* START *
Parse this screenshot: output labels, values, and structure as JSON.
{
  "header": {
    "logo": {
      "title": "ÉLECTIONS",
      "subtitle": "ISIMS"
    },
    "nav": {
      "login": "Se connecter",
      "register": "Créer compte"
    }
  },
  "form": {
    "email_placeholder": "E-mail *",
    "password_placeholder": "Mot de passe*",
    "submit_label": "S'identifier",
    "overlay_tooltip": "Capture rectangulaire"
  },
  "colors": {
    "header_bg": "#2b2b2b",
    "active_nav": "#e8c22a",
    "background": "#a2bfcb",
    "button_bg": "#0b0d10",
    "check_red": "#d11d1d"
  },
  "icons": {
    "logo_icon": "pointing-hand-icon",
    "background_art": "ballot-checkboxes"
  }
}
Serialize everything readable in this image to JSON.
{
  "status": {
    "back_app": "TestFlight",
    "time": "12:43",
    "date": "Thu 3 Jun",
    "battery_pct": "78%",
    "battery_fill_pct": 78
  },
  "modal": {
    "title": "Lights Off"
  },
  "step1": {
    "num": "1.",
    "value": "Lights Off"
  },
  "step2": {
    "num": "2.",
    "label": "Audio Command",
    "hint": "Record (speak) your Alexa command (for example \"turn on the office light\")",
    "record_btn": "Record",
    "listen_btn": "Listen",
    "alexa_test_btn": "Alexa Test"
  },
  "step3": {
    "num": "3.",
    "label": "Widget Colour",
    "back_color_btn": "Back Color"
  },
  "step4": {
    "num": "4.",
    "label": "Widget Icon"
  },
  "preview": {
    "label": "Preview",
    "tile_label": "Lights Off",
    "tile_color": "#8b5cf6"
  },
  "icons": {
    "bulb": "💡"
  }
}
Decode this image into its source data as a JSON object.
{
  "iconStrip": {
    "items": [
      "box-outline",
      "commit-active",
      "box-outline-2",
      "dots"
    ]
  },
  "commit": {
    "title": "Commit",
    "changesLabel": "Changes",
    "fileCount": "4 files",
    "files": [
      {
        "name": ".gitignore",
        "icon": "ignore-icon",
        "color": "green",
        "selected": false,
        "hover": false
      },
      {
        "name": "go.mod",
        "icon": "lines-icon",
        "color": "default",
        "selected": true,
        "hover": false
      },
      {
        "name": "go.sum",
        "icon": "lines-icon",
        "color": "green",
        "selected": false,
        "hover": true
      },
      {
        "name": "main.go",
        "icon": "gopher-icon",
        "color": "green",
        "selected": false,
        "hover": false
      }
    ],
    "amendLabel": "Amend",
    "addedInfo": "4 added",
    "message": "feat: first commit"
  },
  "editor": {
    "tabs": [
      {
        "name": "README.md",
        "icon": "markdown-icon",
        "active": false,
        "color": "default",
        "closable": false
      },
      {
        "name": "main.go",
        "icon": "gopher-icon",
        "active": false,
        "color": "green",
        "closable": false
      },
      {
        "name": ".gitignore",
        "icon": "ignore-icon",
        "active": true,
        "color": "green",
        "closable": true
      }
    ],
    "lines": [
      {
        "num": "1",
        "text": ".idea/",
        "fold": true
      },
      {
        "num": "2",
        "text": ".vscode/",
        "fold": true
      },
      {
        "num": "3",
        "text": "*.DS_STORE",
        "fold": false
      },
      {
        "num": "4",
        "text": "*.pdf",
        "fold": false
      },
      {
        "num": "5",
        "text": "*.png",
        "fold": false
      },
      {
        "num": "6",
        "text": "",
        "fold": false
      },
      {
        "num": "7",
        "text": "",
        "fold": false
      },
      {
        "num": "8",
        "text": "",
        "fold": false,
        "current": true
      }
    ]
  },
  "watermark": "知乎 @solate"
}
* END *
→ WHAT IS EXPECTED: Copy the material above verbatim.

→ ANSWER TO THE EXERCISE:
Parse this screenshot: output labels, values, and structure as JSON.
{
  "header": {
    "logo": {
      "title": "ÉLECTIONS",
      "subtitle": "ISIMS"
    },
    "nav": {
      "login": "Se connecter",
      "register": "Créer compte"
    }
  },
  "form": {
    "email_placeholder": "E-mail *",
    "password_placeholder": "Mot de passe*",
    "submit_label": "S'identifier",
    "overlay_tooltip": "Capture rectangulaire"
  },
  "colors": {
    "header_bg": "#2b2b2b",
    "active_nav": "#e8c22a",
    "background": "#a2bfcb",
    "button_bg": "#0b0d10",
    "check_red": "#d11d1d"
  },
  "icons": {
    "logo_icon": "pointing-hand-icon",
    "background_art": "ballot-checkboxes"
  }
}
Serialize everything readable in this image to JSON.
{
  "status": {
    "back_app": "TestFlight",
    "time": "12:43",
    "date": "Thu 3 Jun",
    "battery_pct": "78%",
    "battery_fill_pct": 78
  },
  "modal": {
    "title": "Lights Off"
  },
  "step1": {
    "num": "1.",
    "value": "Lights Off"
  },
  "step2": {
    "num": "2.",
    "label": "Audio Command",
    "hint": "Record (speak) your Alexa command (for example \"turn on the office light\")",
    "record_btn": "Record",
    "listen_btn": "Listen",
    "alexa_test_btn": "Alexa Test"
  },
  "step3": {
    "num": "3.",
    "label": "Widget Colour",
    "back_color_btn": "Back Color"
  },
  "step4": {
    "num": "4.",
    "label": "Widget Icon"
  },
  "preview": {
    "label": "Preview",
    "tile_label": "Lights Off",
    "tile_color": "#8b5cf6"
  },
  "icons": {
    "bulb": "💡"
  }
}
Decode this image into its source data as a JSON object.
{
  "iconStrip": {
    "items": [
      "box-outline",
      "commit-active",
      "box-outline-2",
      "dots"
    ]
  },
  "commit": {
    "title": "Commit",
    "changesLabel": "Changes",
    "fileCount": "4 files",
    "files": [
      {
        "name": ".gitignore",
        "icon": "ignore-icon",
        "color": "green",
        "selected": false,
        "hover": false
      },
      {
        "name": "go.mod",
        "icon": "lines-icon",
        "color": "default",
        "selected": true,
        "hover": false
      },
      {
        "name": "go.sum",
        "icon": "lines-icon",
        "color": "green",
        "selected": false,
        "hover": true
      },
      {
        "name": "main.go",
        "icon": "gopher-icon",
        "color": "green",
        "selected": false,
        "hover": false
      }
    ],
    "amendLabel": "Amend",
    "addedInfo": "4 added",
    "message": "feat: first commit"
  },
  "editor": {
    "tabs": [
      {
        "name": "README.md",
        "icon": "markdown-icon",
        "active": false,
        "color": "default",
        "closable": false
      },
      {
        "name": "main.go",
        "icon": "gopher-icon",
        "active": false,
        "color": "green",
        "closable": false
      },
      {
        "name": ".gitignore",
        "icon": "ignore-icon",
        "active": true,
        "color": "green",
        "closable": true
      }
    ],
    "lines": [
      {
        "num": "1",
        "text": ".idea/",
        "fold": true
      },
      {
        "num": "2",
        "text": ".vscode/",
        "fold": true
      },
      {
        "num": "3",
        "text": "*.DS_STORE",
        "fold": false
      },
      {
        "num": "4",
        "text": "*.pdf",
        "fold": false
      },
      {
        "num": "5",
        "text": "*.png",
        "fold": false
      },
      {
        "num": "6",
        "text": "",
        "fold": false
      },
      {
        "num": "7",
        "text": "",
        "fold": false
      },
      {
        "num": "8",
        "text": "",
        "fold": false,
        "current": true
      }
    ]
  },
  "watermark": "知乎 @solate"
}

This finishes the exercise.